TASK DESCRIPTION:
For each line in the data below that holds "voltage", return a copy.

Entries from a dataset
--*--

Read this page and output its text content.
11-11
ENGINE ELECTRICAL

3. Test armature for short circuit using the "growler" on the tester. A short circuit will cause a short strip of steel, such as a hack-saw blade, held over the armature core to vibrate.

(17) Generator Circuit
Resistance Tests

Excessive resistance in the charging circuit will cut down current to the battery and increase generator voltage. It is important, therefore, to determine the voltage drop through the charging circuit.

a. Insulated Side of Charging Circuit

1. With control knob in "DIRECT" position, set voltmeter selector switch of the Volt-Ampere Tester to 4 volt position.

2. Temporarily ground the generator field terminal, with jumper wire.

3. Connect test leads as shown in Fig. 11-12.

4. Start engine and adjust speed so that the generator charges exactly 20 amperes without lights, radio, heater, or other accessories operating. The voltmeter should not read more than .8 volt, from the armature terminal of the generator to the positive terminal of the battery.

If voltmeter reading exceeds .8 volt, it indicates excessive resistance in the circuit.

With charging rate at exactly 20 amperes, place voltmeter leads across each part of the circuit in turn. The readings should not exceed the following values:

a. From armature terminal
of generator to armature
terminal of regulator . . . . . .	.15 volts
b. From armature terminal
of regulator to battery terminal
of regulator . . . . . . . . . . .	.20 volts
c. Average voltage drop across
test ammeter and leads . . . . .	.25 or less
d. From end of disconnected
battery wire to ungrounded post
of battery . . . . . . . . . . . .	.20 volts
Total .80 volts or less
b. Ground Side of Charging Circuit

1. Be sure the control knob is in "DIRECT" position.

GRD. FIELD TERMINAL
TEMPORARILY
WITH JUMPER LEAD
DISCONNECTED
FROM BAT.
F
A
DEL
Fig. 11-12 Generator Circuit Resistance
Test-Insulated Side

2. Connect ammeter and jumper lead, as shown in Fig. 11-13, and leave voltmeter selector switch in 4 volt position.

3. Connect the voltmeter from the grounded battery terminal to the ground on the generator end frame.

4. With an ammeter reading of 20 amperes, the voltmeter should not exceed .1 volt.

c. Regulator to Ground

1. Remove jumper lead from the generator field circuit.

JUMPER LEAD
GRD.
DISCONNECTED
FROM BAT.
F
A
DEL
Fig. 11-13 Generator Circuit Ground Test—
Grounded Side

--*--

EXPECTED ANSWER:
Excessive resistance in the charging circuit will cut down current to the battery and increase generator voltage. It is important, therefore, to determine the voltage drop through the charging circuit.
c. Average voltage drop across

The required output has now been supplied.